- Exercise requirements -
Every record below should be written out exactly; pictures stay out.

- Dataset content -
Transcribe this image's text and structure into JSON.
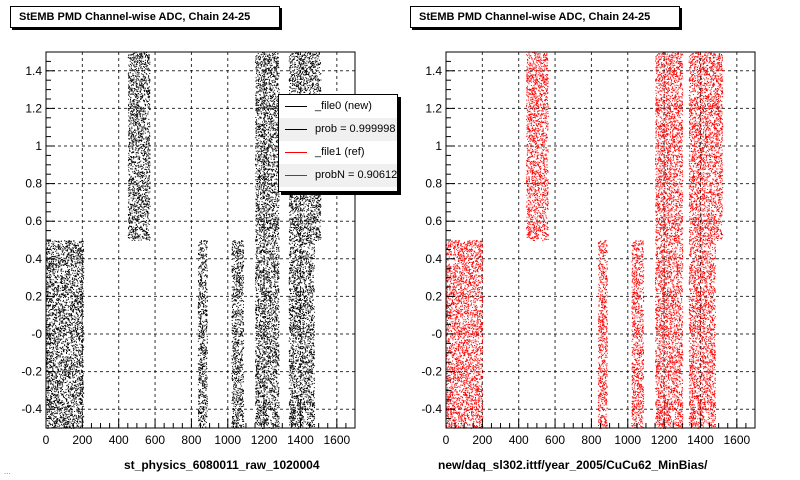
{
  "chart_data": [
    {
      "type": "scatter",
      "title": "StEMB PMD Channel-wise ADC, Chain 24-25",
      "xlabel": "st_physics_6080011_raw_1020004",
      "ylabel": "",
      "xlim": [
        0,
        1700
      ],
      "ylim": [
        -0.5,
        1.5
      ],
      "xticks": [
        "0",
        "200",
        "400",
        "600",
        "800",
        "1000",
        "1200",
        "1400",
        "1600"
      ],
      "yticks": [
        "-0.4",
        "-0.2",
        "-0",
        "0.2",
        "0.4",
        "0.6",
        "0.8",
        "1",
        "1.2",
        "1.4"
      ],
      "grid": true,
      "color": "#000000",
      "series": [
        {
          "bands": [
            {
              "x": [
                0,
                205
              ],
              "y": [
                -0.5,
                0.5
              ]
            },
            {
              "x": [
                450,
                570
              ],
              "y": [
                0.5,
                1.5
              ]
            },
            {
              "x": [
                835,
                885
              ],
              "y": [
                -0.5,
                0.5
              ]
            },
            {
              "x": [
                1020,
                1085
              ],
              "y": [
                -0.5,
                0.5
              ]
            },
            {
              "x": [
                1150,
                1280
              ],
              "y": [
                -0.5,
                1.5
              ]
            },
            {
              "x": [
                1335,
                1475
              ],
              "y": [
                -0.5,
                1.5
              ]
            },
            {
              "x": [
                1475,
                1510
              ],
              "y": [
                0.5,
                1.5
              ]
            }
          ]
        }
      ],
      "legend": {
        "placement": "top-right",
        "entries": [
          {
            "label": "_file0 (new)",
            "color": "#000000"
          },
          {
            "label": "prob = 0.999998",
            "color": "#000000"
          },
          {
            "label": "_file1 (ref)",
            "color": "#ff0000"
          },
          {
            "label": "probN = 0.906128",
            "color": "#ff0000"
          }
        ]
      }
    },
    {
      "type": "scatter",
      "title": "StEMB PMD Channel-wise ADC, Chain 24-25",
      "xlabel": "new/daq_sl302.ittf/year_2005/CuCu62_MinBias/",
      "ylabel": "",
      "xlim": [
        0,
        1700
      ],
      "ylim": [
        -0.5,
        1.5
      ],
      "xticks": [
        "0",
        "200",
        "400",
        "600",
        "800",
        "1000",
        "1200",
        "1400",
        "1600"
      ],
      "yticks": [
        "-0.4",
        "-0.2",
        "-0",
        "0.2",
        "0.4",
        "0.6",
        "0.8",
        "1",
        "1.2",
        "1.4"
      ],
      "grid": true,
      "color": "#ff0000",
      "series": [
        {
          "bands": [
            {
              "x": [
                0,
                200
              ],
              "y": [
                -0.5,
                0.5
              ]
            },
            {
              "x": [
                440,
                560
              ],
              "y": [
                0.5,
                1.5
              ]
            },
            {
              "x": [
                835,
                885
              ],
              "y": [
                -0.5,
                0.5
              ]
            },
            {
              "x": [
                1020,
                1085
              ],
              "y": [
                -0.5,
                0.5
              ]
            },
            {
              "x": [
                1150,
                1300
              ],
              "y": [
                -0.5,
                1.5
              ]
            },
            {
              "x": [
                1335,
                1480
              ],
              "y": [
                -0.5,
                1.5
              ]
            },
            {
              "x": [
                1480,
                1520
              ],
              "y": [
                0.5,
                1.5
              ]
            }
          ]
        }
      ]
    }
  ],
  "footer_text": "..."
}
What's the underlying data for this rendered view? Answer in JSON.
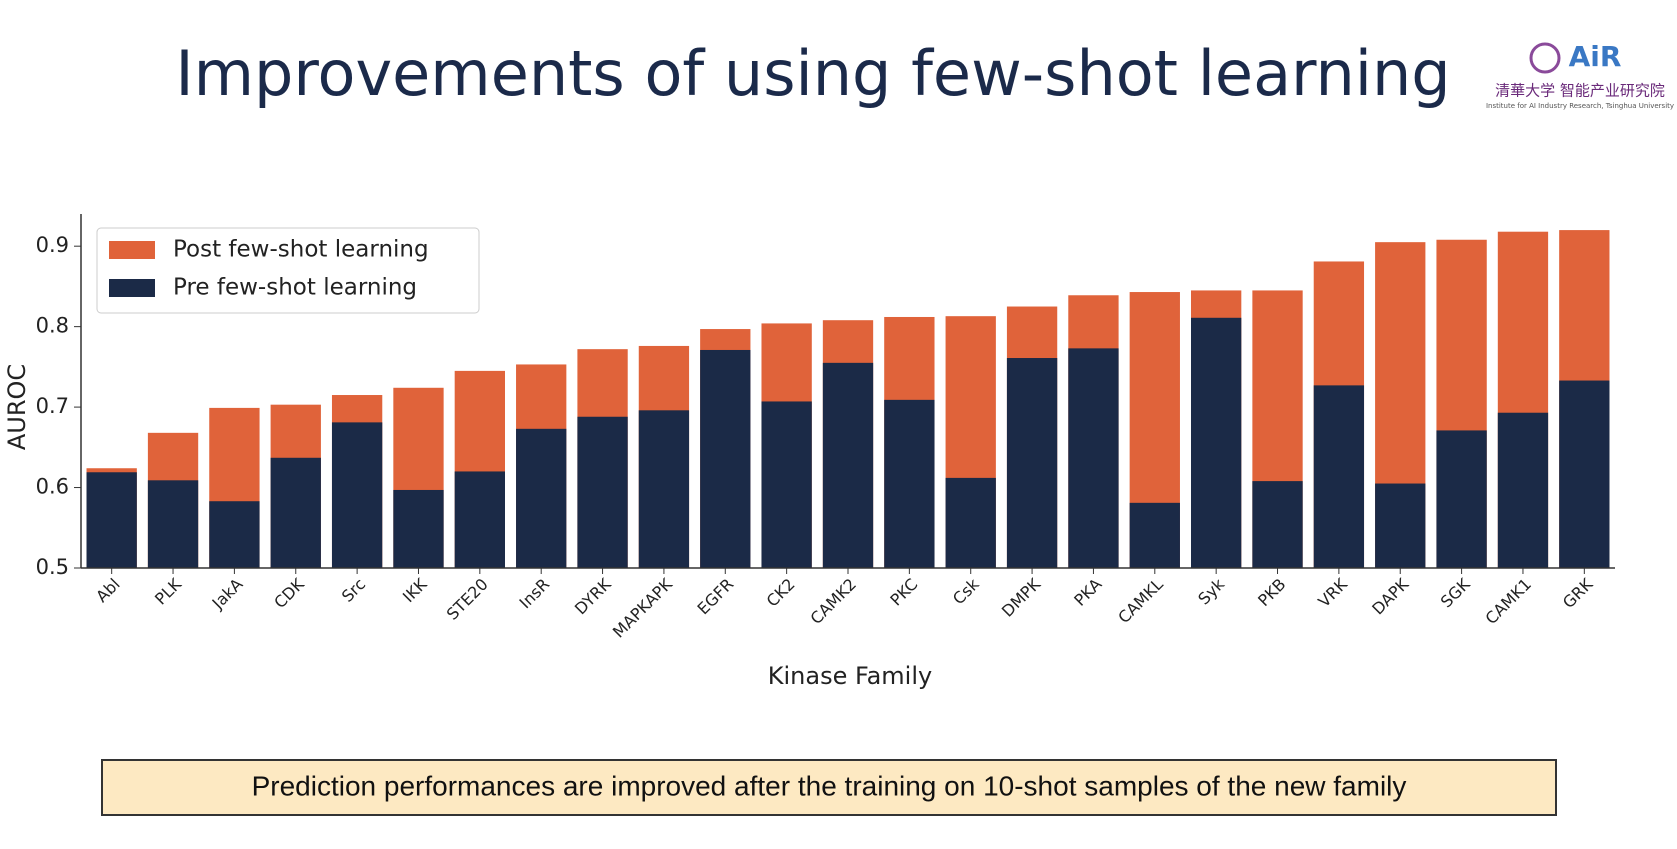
{
  "title": "Improvements of using few-shot learning",
  "logo": {
    "mark": "AiR",
    "name": "清華大学 智能产业研究院",
    "subtitle": "Institute for AI Industry Research, Tsinghua University"
  },
  "banner": "Prediction performances are improved after the training on 10-shot samples of the new family",
  "chart_data": {
    "type": "bar",
    "x_label": "Kinase Family",
    "y_label": "AUROC",
    "categories": [
      "Abl",
      "PLK",
      "JakA",
      "CDK",
      "Src",
      "IKK",
      "STE20",
      "InsR",
      "DYRK",
      "MAPKAPK",
      "EGFR",
      "CK2",
      "CAMK2",
      "PKC",
      "Csk",
      "DMPK",
      "PKA",
      "CAMKL",
      "Syk",
      "PKB",
      "VRK",
      "DAPK",
      "SGK",
      "CAMK1",
      "GRK"
    ],
    "series": [
      {
        "name": "Post few-shot learning",
        "color": "#e0633a",
        "values": [
          0.624,
          0.668,
          0.699,
          0.703,
          0.715,
          0.724,
          0.745,
          0.753,
          0.772,
          0.776,
          0.797,
          0.804,
          0.808,
          0.812,
          0.813,
          0.825,
          0.839,
          0.843,
          0.845,
          0.845,
          0.881,
          0.905,
          0.908,
          0.918,
          0.92
        ]
      },
      {
        "name": "Pre few-shot learning",
        "color": "#1b2a47",
        "values": [
          0.619,
          0.609,
          0.583,
          0.637,
          0.681,
          0.597,
          0.62,
          0.673,
          0.688,
          0.696,
          0.771,
          0.707,
          0.755,
          0.709,
          0.612,
          0.761,
          0.773,
          0.581,
          0.811,
          0.608,
          0.727,
          0.605,
          0.671,
          0.693,
          0.733
        ]
      }
    ],
    "ylim": [
      0.5,
      0.94
    ],
    "yticks": [
      0.5,
      0.6,
      0.7,
      0.8,
      0.9
    ],
    "grid": false,
    "legend": "upper left"
  }
}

- Result below -
Transcribe this image's text and structure into JSON.
{
  "chart_data": [
    {
      "type": "scatter",
      "title": "StEMB PMD Channel-wise ADC, Chain 24-25",
      "xlabel": "st_physics_6080011_raw_1020004",
      "ylabel": "",
      "xlim": [
        0,
        1700
      ],
      "ylim": [
        -0.5,
        1.5
      ],
      "xticks": [
        "0",
        "200",
        "400",
        "600",
        "800",
        "1000",
        "1200",
        "1400",
        "1600"
      ],
      "yticks": [
        "-0.4",
        "-0.2",
        "-0",
        "0.2",
        "0.4",
        "0.6",
        "0.8",
        "1",
        "1.2",
        "1.4"
      ],
      "grid": true,
      "color": "#000000",
      "series": [
        {
          "bands": [
            {
              "x": [
                0,
                205
              ],
              "y": [
                -0.5,
                0.5
              ]
            },
            {
              "x": [
                450,
                570
              ],
              "y": [
                0.5,
                1.5
              ]
            },
            {
              "x": [
                835,
                885
              ],
              "y": [
                -0.5,
                0.5
              ]
            },
            {
              "x": [
                1020,
                1085
              ],
              "y": [
                -0.5,
                0.5
              ]
            },
            {
              "x": [
                1150,
                1280
              ],
              "y": [
                -0.5,
                1.5
              ]
            },
            {
              "x": [
                1335,
                1475
              ],
              "y": [
                -0.5,
                1.5
              ]
            },
            {
              "x": [
                1475,
                1510
              ],
              "y": [
                0.5,
                1.5
              ]
            }
          ]
        }
      ],
      "legend": {
        "placement": "top-right",
        "entries": [
          {
            "label": "_file0 (new)",
            "color": "#000000"
          },
          {
            "label": "prob = 0.999998",
            "color": "#000000"
          },
          {
            "label": "_file1 (ref)",
            "color": "#ff0000"
          },
          {
            "label": "probN = 0.906128",
            "color": "#ff0000"
          }
        ]
      }
    },
    {
      "type": "scatter",
      "title": "StEMB PMD Channel-wise ADC, Chain 24-25",
      "xlabel": "new/daq_sl302.ittf/year_2005/CuCu62_MinBias/",
      "ylabel": "",
      "xlim": [
        0,
        1700
      ],
      "ylim": [
        -0.5,
        1.5
      ],
      "xticks": [
        "0",
        "200",
        "400",
        "600",
        "800",
        "1000",
        "1200",
        "1400",
        "1600"
      ],
      "yticks": [
        "-0.4",
        "-0.2",
        "-0",
        "0.2",
        "0.4",
        "0.6",
        "0.8",
        "1",
        "1.2",
        "1.4"
      ],
      "grid": true,
      "color": "#ff0000",
      "series": [
        {
          "bands": [
            {
              "x": [
                0,
                200
              ],
              "y": [
                -0.5,
                0.5
              ]
            },
            {
              "x": [
                440,
                560
              ],
              "y": [
                0.5,
                1.5
              ]
            },
            {
              "x": [
                835,
                885
              ],
              "y": [
                -0.5,
                0.5
              ]
            },
            {
              "x": [
                1020,
                1085
              ],
              "y": [
                -0.5,
                0.5
              ]
            },
            {
              "x": [
                1150,
                1300
              ],
              "y": [
                -0.5,
                1.5
              ]
            },
            {
              "x": [
                1335,
                1480
              ],
              "y": [
                -0.5,
                1.5
              ]
            },
            {
              "x": [
                1480,
                1520
              ],
              "y": [
                0.5,
                1.5
              ]
            }
          ]
        }
      ]
    }
  ],
  "footer_text": "..."
}
What's the underlying data for this rendered view? Answer in JSON.
{
  "title": "Improvements of using few-shot learning",
  "logo": {
    "mark": "AiR",
    "name": "清華大学 智能产业研究院",
    "subtitle": "Institute for AI Industry Research, Tsinghua University"
  },
  "banner": "Prediction performances are improved after the training on 10-shot samples of the new family",
  "chart_data": {
    "type": "bar",
    "x_label": "Kinase Family",
    "y_label": "AUROC",
    "categories": [
      "Abl",
      "PLK",
      "JakA",
      "CDK",
      "Src",
      "IKK",
      "STE20",
      "InsR",
      "DYRK",
      "MAPKAPK",
      "EGFR",
      "CK2",
      "CAMK2",
      "PKC",
      "Csk",
      "DMPK",
      "PKA",
      "CAMKL",
      "Syk",
      "PKB",
      "VRK",
      "DAPK",
      "SGK",
      "CAMK1",
      "GRK"
    ],
    "series": [
      {
        "name": "Post few-shot learning",
        "color": "#e0633a",
        "values": [
          0.624,
          0.668,
          0.699,
          0.703,
          0.715,
          0.724,
          0.745,
          0.753,
          0.772,
          0.776,
          0.797,
          0.804,
          0.808,
          0.812,
          0.813,
          0.825,
          0.839,
          0.843,
          0.845,
          0.845,
          0.881,
          0.905,
          0.908,
          0.918,
          0.92
        ]
      },
      {
        "name": "Pre few-shot learning",
        "color": "#1b2a47",
        "values": [
          0.619,
          0.609,
          0.583,
          0.637,
          0.681,
          0.597,
          0.62,
          0.673,
          0.688,
          0.696,
          0.771,
          0.707,
          0.755,
          0.709,
          0.612,
          0.761,
          0.773,
          0.581,
          0.811,
          0.608,
          0.727,
          0.605,
          0.671,
          0.693,
          0.733
        ]
      }
    ],
    "ylim": [
      0.5,
      0.94
    ],
    "yticks": [
      0.5,
      0.6,
      0.7,
      0.8,
      0.9
    ],
    "grid": false,
    "legend": "upper left"
  }
}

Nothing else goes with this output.